##### Source extract #####

[seam-dev] Module reviews

Lincoln Baxter, III lincolnbaxter at gmail.com
Mon Jun 14 23:57:15 EDT 2010


Hehe :)

I'm in favor of the @FormValidator(...) annotation. Sold, for an annotation.

--Lincoln

On Mon, Jun 14, 2010 at 8:19 PM, Gavin King <gavin.king at gmail.com> wrote:

> P.S. shouldn't FormValidator be called ActionForm?
>
> *ducks*
>
> On Tue, Jun 15, 2010 at 2:17 AM, Gavin King <gavin.king at gmail.com> wrote:
> > On Mon, Jun 14, 2010 at 5:23 PM, Lincoln Baxter, III
> > <lincolnbaxter at gmail.com> wrote:
> >
> >> Unfortunately, this assumes the existance of only 1 FormValidator per
> form,
> >> which is likely not the case in many scenarios;
> >
> > I don't see how or why it assumes that. Why could I not have multiple
> > validators which all specified that they belonged to the same form?
> >
> > Or are you trying to say that it encourages one form per form
> > validator? (That's not what you wrote.)
> >
> >> It encourages breaking
> >> separation of concerns (where now you have only 1 validator handling
> >> multiple scenarios per form -- if you do have multiple scenarios-- and
> many
> >> different combinations of fields that may or may not be related.
> >
> > So the intention here is that you would create reusable form
> > validators that would attach to common, repeated combinations of input
> > fields that appear in many forms? This seems deeply, deeply doubtful
> > to me. It seems that in this case you should be composing a reusable
> > JSF component out of the smaller fields and attaching a single
> > validator to it. Cross-field validation is usually something that is
> > very specific to a single form in the application, in my experience.
> >
> >> This also
> >> breaks re-use of FormValidators by hard-binding form field IDs to
> validator
> >> field names.
> >
> > Again, I don't see that cross-field validation is something that is
> > often reusable. On the contrary, it's highly uncommon to see repeated
> > combinations of fields in several different forms, and when you do see
> > it, it's usually a case where you should factor out some higher-level
> > control (like a datetime control or whatever).
> >
> > I'm not saying that it's unimaginable, just that it's not at all the
> > common case.
> >
> >> There is also the danger of bleeding across views, where a formValidator
> is
> >> created that "accidentally" becomes attached to another form with the
> same
> >> name on a different page, or when you want to use the same form-name,
> but
> >> can't because you will automatically trigger form validation (that would
> >> likely fail (forcing you to disable it in some way, or choose a
> different
> >> name.)

#####

● Work to complete:
a) In the mailing-list message, what name does Gavin King suggest FormValidator should be called instead?
b) Transcribe everything in the mailing-list message from "Lincoln Baxter, III lincolnbaxter" down to "be called ActionForm?".

##### Information shown #####

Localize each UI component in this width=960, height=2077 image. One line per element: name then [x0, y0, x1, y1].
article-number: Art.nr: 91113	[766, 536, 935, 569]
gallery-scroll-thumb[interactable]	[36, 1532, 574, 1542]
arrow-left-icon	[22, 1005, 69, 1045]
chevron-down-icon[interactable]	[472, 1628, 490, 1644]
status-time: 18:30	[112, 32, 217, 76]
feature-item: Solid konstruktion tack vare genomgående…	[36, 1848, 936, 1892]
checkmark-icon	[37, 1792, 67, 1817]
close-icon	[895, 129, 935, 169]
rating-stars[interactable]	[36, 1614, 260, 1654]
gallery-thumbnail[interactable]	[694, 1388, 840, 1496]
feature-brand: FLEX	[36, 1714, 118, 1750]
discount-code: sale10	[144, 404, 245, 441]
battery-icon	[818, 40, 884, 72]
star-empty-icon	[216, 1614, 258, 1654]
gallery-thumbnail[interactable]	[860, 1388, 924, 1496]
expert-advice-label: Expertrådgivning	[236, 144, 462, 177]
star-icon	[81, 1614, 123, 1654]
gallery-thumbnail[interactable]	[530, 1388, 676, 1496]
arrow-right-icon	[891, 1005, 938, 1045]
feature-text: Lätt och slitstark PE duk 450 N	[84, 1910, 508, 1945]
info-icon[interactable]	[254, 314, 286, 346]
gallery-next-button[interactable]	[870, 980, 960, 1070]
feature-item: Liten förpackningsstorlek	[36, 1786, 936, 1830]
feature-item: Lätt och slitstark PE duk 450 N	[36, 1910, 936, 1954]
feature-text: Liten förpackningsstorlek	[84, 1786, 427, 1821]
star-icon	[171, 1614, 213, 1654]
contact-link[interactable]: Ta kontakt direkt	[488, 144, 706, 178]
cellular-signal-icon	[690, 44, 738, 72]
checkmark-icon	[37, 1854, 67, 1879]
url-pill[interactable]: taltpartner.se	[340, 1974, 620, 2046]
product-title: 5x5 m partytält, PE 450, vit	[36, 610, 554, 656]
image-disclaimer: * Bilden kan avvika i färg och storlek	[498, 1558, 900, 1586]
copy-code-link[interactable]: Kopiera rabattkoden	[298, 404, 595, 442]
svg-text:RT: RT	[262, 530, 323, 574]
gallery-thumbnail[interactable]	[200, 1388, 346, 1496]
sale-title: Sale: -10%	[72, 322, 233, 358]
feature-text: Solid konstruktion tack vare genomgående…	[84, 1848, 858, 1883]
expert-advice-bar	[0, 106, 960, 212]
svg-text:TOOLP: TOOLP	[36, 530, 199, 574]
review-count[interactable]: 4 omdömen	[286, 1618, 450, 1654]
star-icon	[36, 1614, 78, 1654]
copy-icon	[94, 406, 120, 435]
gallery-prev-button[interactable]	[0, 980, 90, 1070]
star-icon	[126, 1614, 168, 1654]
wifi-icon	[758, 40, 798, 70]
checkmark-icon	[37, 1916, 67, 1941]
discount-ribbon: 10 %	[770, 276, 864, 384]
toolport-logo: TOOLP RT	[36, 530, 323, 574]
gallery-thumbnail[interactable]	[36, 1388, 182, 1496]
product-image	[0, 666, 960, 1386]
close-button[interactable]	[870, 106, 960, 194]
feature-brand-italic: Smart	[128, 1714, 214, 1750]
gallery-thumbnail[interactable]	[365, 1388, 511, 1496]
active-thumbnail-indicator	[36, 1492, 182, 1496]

#####

● Results by task:
a) ActionForm

b)
Lincoln Baxter, III lincolnbaxter at gmail.com
Mon Jun 14 23:57:15 EDT 2010


Hehe :)

I'm in favor of the @FormValidator(...) annotation. Sold, for an annotation.

--Lincoln

On Mon, Jun 14, 2010 at 8:19 PM, Gavin King <gavin.king at gmail.com> wrote:

> P.S. shouldn't FormValidator be called ActionForm?